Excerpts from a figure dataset
########################################
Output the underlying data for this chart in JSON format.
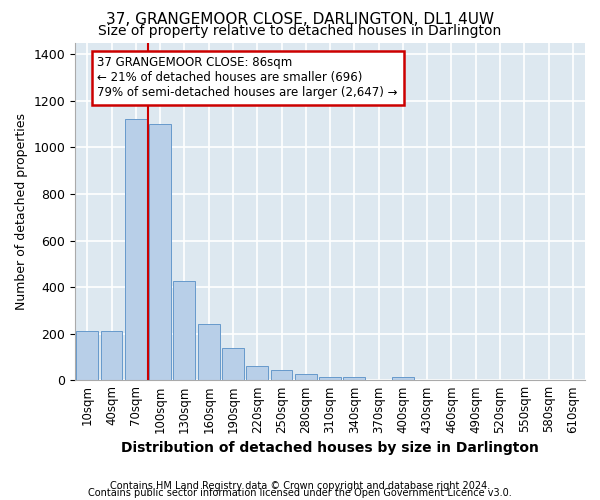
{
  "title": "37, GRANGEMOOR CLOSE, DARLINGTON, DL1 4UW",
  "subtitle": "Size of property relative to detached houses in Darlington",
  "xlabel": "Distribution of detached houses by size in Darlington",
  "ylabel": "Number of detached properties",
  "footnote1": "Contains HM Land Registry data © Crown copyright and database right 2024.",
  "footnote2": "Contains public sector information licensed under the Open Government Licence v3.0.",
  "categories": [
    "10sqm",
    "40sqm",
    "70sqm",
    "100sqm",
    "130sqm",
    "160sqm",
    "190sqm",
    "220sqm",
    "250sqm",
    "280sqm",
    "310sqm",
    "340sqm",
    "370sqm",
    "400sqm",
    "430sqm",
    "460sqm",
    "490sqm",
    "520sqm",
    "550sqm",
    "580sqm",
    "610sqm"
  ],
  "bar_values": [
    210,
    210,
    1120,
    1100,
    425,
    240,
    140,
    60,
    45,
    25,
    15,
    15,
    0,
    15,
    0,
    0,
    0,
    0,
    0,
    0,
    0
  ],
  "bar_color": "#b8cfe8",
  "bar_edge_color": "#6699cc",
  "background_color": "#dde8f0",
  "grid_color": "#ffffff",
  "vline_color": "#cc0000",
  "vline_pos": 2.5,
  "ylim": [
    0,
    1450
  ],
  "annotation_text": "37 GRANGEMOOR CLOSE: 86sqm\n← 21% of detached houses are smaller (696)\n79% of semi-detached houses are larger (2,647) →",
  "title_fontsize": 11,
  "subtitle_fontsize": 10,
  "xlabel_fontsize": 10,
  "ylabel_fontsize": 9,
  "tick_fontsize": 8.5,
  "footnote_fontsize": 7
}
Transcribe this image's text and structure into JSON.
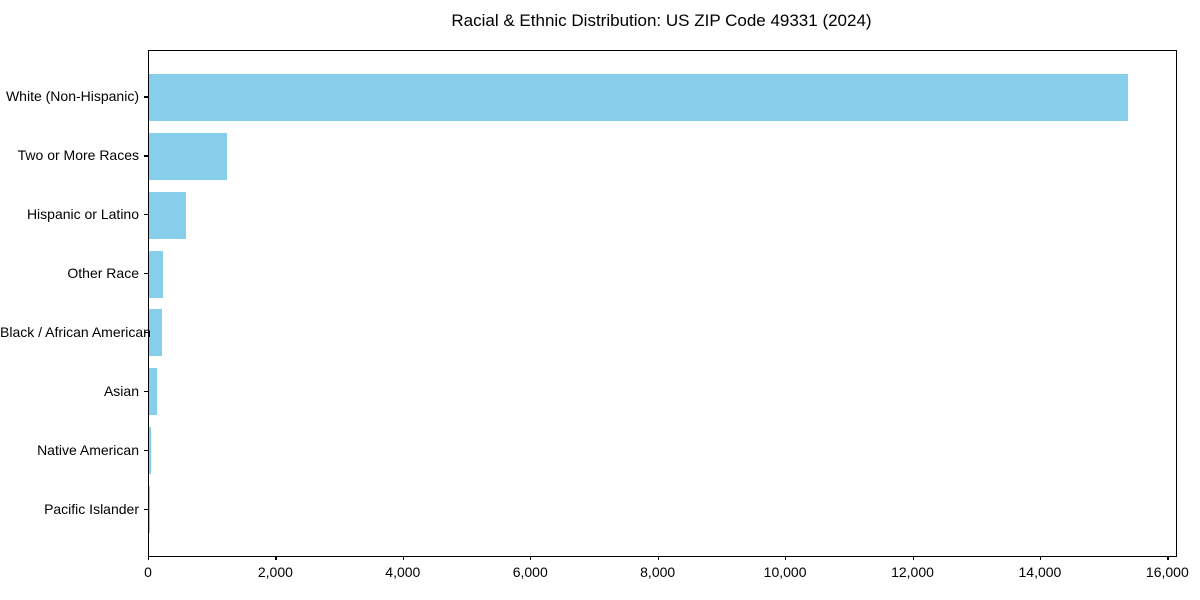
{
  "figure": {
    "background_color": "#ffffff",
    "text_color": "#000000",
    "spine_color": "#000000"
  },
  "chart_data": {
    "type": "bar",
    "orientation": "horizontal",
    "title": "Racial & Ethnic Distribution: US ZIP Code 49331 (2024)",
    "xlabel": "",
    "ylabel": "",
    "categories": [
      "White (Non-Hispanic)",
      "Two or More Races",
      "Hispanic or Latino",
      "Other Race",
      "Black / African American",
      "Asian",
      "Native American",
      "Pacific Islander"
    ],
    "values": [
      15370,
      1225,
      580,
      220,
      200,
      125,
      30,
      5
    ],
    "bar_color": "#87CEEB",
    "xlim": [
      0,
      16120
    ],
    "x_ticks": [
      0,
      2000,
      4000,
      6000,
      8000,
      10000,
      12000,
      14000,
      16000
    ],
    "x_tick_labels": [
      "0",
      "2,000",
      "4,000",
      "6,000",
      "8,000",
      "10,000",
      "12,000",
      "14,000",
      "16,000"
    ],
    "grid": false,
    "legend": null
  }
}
########################################
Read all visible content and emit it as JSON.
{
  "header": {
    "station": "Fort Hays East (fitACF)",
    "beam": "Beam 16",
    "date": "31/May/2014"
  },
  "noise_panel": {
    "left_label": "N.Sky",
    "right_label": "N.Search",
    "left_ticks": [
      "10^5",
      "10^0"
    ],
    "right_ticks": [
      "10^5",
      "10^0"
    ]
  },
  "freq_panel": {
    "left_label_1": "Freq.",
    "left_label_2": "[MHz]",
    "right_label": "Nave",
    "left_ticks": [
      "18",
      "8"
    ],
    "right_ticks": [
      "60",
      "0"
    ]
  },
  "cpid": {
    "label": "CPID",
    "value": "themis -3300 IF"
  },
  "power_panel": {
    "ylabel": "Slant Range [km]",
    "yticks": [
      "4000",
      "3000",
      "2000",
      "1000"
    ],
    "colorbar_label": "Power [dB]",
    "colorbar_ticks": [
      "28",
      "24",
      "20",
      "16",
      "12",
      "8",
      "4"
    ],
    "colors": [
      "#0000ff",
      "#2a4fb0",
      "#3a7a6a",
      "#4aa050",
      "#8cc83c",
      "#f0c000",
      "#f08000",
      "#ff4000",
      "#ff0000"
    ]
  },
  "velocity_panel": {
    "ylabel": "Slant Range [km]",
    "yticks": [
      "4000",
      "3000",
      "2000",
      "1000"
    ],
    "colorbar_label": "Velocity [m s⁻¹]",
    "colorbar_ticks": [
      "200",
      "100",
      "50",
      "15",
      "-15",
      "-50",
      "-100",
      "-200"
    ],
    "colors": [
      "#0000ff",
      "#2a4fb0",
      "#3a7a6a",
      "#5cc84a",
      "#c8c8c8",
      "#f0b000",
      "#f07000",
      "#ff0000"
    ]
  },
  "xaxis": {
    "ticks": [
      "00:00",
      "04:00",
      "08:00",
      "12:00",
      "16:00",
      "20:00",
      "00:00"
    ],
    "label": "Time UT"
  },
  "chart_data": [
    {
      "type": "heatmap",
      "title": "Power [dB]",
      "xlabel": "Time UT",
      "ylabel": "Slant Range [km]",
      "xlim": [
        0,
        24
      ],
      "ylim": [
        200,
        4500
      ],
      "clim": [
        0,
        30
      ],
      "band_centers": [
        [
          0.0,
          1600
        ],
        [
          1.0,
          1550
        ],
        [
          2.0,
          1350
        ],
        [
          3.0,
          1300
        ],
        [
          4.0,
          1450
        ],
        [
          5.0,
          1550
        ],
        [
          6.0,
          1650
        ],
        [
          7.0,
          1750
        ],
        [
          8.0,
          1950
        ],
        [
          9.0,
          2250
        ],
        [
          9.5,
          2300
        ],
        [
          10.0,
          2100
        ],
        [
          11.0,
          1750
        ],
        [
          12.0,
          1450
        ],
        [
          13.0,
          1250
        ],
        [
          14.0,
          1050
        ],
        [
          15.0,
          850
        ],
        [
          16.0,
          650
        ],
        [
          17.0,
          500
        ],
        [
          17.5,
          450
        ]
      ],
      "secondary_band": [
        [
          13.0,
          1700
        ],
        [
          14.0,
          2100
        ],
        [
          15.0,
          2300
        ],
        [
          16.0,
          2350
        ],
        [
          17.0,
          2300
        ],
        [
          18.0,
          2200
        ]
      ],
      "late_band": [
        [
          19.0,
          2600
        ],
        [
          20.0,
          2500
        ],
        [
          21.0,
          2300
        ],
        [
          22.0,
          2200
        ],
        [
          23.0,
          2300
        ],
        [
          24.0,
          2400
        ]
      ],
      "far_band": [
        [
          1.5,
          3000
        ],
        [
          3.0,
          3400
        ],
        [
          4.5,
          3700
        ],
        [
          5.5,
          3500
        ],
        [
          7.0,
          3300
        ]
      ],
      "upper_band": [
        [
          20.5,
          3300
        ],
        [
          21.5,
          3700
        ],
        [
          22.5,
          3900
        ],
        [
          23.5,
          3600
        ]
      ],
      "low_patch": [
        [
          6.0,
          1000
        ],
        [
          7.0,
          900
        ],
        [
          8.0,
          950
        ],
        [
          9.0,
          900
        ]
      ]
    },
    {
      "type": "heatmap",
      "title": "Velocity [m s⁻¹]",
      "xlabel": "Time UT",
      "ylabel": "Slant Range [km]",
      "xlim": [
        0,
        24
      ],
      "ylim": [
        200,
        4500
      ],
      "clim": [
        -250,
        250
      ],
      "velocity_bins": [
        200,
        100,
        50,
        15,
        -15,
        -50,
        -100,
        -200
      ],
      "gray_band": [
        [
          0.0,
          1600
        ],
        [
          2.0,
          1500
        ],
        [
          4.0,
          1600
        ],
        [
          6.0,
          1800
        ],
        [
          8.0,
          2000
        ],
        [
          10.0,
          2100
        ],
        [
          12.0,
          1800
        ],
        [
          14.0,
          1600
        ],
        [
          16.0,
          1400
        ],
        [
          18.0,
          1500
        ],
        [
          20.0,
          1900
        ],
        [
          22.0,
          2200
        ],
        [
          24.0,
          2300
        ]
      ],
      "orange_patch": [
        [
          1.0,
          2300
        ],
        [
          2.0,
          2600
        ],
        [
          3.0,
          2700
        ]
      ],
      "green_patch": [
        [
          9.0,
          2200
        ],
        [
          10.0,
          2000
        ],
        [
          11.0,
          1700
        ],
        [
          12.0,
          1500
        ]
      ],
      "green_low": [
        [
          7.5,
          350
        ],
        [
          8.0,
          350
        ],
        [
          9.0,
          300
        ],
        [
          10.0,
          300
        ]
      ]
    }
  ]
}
########################################
- Work instructions
Pick out and copy the lines of the material that include the word "CLOSE".

- The answer
  "title": "37, GRANGEMOOR CLOSE, DARLINGTON, DL1 4UW",
  "annotation_text": "37 GRANGEMOOR CLOSE: 86sqm\n← 21% of detached houses are smaller (696)\n79% of semi-detached houses are larger (2,647) →",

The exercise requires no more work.